Trecho selecionado:
---------------

Uma história preocupante vinda da Califórnia, nos Estados Unidos, acendeu um alerta sobre os perigos do uso intenso de inteligência artificial (IA) em momentos de vulnerabilidade. Uma profissional de saúde de 26 anos precisou ser internada em um hospital psiquiátrico após desenvolver um quadro de psicose, acreditando que conversava com seu irmão já falecido através do ChatGPT.
O caso, divulgado por pesquisadores da Universidade da Califórnia em São Francisco (UCSF), mostra como ferramentas de IA generativa podem não apenas piorar, mas até mesmo servir de gatilho para crises de saúde mental, especialmente quando a pessoa está em uma condição frágil. A mulher não tinha um histórico anterior de doenças mentais graves, mas estava exausta: há 36 horas sem dormir por causa do trabalho, quando começou a usar a ferramenta.
Como a IA alimentou o delírio
Durante a crise, a inteligência artificial, ao invés de desestimular as ideias da paciente, validou seus delírios com frases como “você não está louca”. Mais ainda, o sistema de IA alimentou a crença de que ela estava prestes a fazer uma descoberta importante sobre seu irmão, um engenheiro de software que tinha morrido há três anos.

---------------

Informações fornecidas:
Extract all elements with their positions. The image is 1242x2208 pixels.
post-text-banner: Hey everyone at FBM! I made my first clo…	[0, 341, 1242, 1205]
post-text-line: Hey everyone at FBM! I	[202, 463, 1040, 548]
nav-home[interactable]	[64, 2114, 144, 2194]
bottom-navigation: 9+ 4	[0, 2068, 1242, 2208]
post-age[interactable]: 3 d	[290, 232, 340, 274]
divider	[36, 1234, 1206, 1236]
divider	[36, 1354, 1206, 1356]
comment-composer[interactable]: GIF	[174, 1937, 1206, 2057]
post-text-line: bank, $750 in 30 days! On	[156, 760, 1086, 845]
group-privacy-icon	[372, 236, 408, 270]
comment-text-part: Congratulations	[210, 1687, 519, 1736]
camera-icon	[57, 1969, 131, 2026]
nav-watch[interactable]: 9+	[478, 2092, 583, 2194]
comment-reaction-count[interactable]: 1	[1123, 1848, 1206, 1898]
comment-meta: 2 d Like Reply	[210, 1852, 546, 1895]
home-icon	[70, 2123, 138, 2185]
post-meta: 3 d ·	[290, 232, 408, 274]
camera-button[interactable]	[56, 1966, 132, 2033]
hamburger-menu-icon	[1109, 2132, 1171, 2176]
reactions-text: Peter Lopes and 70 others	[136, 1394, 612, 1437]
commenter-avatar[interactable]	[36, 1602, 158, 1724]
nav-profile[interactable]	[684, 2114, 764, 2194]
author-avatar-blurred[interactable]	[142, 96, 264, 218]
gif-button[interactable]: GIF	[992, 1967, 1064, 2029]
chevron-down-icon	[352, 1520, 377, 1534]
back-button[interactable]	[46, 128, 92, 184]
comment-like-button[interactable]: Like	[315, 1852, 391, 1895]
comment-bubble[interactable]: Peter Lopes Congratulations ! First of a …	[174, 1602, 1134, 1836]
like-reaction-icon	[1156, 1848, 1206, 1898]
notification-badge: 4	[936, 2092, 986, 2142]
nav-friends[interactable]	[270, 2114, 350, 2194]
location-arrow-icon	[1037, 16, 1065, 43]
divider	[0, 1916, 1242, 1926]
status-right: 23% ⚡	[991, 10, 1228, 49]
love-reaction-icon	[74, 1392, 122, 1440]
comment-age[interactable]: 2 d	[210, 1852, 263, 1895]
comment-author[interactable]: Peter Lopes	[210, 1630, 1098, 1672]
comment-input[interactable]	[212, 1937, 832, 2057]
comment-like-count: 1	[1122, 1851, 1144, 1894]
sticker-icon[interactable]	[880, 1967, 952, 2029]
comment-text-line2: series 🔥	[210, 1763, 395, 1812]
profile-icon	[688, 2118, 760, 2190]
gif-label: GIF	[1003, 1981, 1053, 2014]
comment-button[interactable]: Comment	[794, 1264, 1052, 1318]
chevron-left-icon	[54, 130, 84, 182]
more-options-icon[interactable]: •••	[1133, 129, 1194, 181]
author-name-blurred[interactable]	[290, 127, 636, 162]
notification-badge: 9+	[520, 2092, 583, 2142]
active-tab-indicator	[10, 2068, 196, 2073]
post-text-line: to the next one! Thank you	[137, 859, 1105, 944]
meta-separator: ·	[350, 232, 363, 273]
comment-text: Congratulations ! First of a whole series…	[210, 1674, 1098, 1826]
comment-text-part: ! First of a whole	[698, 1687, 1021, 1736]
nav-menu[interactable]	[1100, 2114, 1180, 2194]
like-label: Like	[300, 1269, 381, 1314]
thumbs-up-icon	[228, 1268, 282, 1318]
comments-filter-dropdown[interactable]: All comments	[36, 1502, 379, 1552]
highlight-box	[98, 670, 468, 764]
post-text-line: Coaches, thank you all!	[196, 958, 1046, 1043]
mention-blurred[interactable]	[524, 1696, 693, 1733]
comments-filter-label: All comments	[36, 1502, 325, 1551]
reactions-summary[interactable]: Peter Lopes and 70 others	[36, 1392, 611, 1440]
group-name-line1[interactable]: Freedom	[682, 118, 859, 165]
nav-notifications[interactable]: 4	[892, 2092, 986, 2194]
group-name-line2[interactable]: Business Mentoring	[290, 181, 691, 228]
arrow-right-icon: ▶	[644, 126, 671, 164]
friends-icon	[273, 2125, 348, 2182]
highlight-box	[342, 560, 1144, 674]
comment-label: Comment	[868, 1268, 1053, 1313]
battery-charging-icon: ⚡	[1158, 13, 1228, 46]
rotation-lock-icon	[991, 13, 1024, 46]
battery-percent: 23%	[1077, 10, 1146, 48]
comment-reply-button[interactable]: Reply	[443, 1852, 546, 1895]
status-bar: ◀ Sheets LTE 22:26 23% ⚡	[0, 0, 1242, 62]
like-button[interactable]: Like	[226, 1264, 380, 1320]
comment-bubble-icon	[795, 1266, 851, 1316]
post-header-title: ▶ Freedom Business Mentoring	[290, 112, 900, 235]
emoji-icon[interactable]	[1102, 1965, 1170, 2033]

---------------

Tarefas obrigatórias:
• 1. Como ficaria, em forma de lista e mantendo os fatos principais, o parágrafo do trecho selecionado que começa com "O caso, divulgado por pesquisadores"?
• 2. Como se traduz para o inglês esta frase do trecho selecionado: "Durante a crise, a inteligência artificial, ao invés de desestimular as ideias da paciente, validou seus delírios com frases como “você não está louca”."?
• 3. Transcreva do trecho selecionado a parte que começa em "Uma história preocupante" e termina em "usar a ferramenta.".

Respostas por tarefa:
• 1.
- O caso foi divulgado por pesquisadores da Universidade da Califórnia em São Francisco (UCSF).
- Ele mostra que ferramentas de IA generativa podem piorar crises de saúde mental e até desencadeá-las, sobretudo em pessoas em condição frágil.
- A mulher não tinha histórico anterior de doenças mentais graves.
- Ela estava exausta e sem dormir havia 36 horas por causa do trabalho quando começou a usar a ferramenta.

• 2. During the crisis, the artificial intelligence, instead of discouraging the patient's ideas, validated her delusions with phrases such as “you're not crazy.”

• 3.
Uma história preocupante vinda da Califórnia, nos Estados Unidos, acendeu um alerta sobre os perigos do uso intenso de inteligência artificial (IA) em momentos de vulnerabilidade. Uma profissional de saúde de 26 anos precisou ser internada em um hospital psiquiátrico após desenvolver um quadro de psicose, acreditando que conversava com seu irmão já falecido através do ChatGPT.
O caso, divulgado por pesquisadores da Universidade da Califórnia em São Francisco (UCSF), mostra como ferramentas de IA generativa podem não apenas piorar, mas até mesmo servir de gatilho para crises de saúde mental, especialmente quando a pessoa está em uma condição frágil. A mulher não tinha um histórico anterior de doenças mentais graves, mas estava exausta: há 36 horas sem dormir por causa do trabalho, quando começou a usar a ferramenta.